■ **WHAT IS BEING ASKED**
Tally the lines containing the word "JSON", and report the tally alone.

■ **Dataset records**
# # # # # # #
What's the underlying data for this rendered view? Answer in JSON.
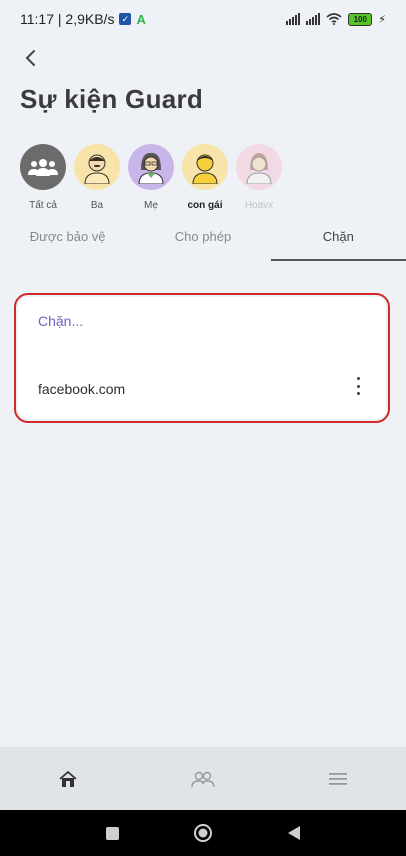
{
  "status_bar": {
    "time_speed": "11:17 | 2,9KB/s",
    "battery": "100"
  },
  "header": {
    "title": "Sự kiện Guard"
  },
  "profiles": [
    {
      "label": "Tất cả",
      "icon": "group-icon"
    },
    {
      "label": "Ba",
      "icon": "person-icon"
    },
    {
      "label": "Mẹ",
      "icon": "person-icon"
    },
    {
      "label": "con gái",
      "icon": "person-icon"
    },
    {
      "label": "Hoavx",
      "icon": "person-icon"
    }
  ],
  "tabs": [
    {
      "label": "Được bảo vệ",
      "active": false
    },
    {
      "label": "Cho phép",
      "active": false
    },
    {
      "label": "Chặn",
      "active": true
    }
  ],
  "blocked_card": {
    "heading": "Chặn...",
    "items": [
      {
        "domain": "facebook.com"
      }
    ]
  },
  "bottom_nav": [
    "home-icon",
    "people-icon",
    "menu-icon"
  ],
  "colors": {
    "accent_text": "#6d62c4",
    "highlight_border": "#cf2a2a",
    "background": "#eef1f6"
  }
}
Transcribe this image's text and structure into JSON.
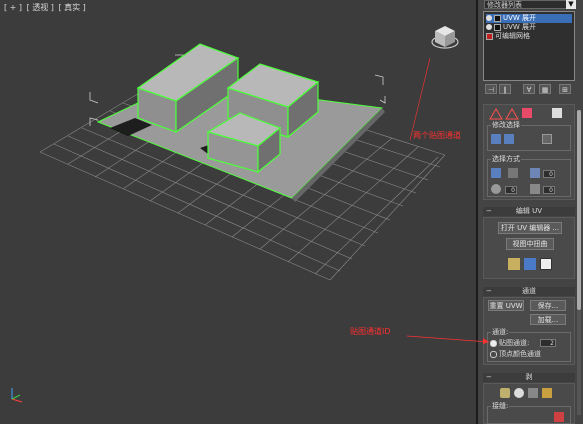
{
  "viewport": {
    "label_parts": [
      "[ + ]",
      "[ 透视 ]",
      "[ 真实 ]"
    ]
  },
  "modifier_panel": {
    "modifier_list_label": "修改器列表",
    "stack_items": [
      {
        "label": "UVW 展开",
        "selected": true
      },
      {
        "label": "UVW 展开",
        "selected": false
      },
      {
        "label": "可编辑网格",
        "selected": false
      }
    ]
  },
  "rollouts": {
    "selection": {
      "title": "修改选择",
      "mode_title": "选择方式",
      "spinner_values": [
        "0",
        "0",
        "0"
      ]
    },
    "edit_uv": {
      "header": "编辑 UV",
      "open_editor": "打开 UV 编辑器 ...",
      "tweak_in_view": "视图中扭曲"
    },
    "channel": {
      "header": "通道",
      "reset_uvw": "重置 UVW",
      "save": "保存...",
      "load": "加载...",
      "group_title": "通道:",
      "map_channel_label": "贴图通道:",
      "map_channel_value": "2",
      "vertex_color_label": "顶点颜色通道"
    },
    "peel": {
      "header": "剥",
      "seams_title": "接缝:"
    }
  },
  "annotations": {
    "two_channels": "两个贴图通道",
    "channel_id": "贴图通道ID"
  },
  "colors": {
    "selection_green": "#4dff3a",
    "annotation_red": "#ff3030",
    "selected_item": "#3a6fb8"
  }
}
# # # # # # #
■ **SOLUTION TO THIS PROBLEM**
2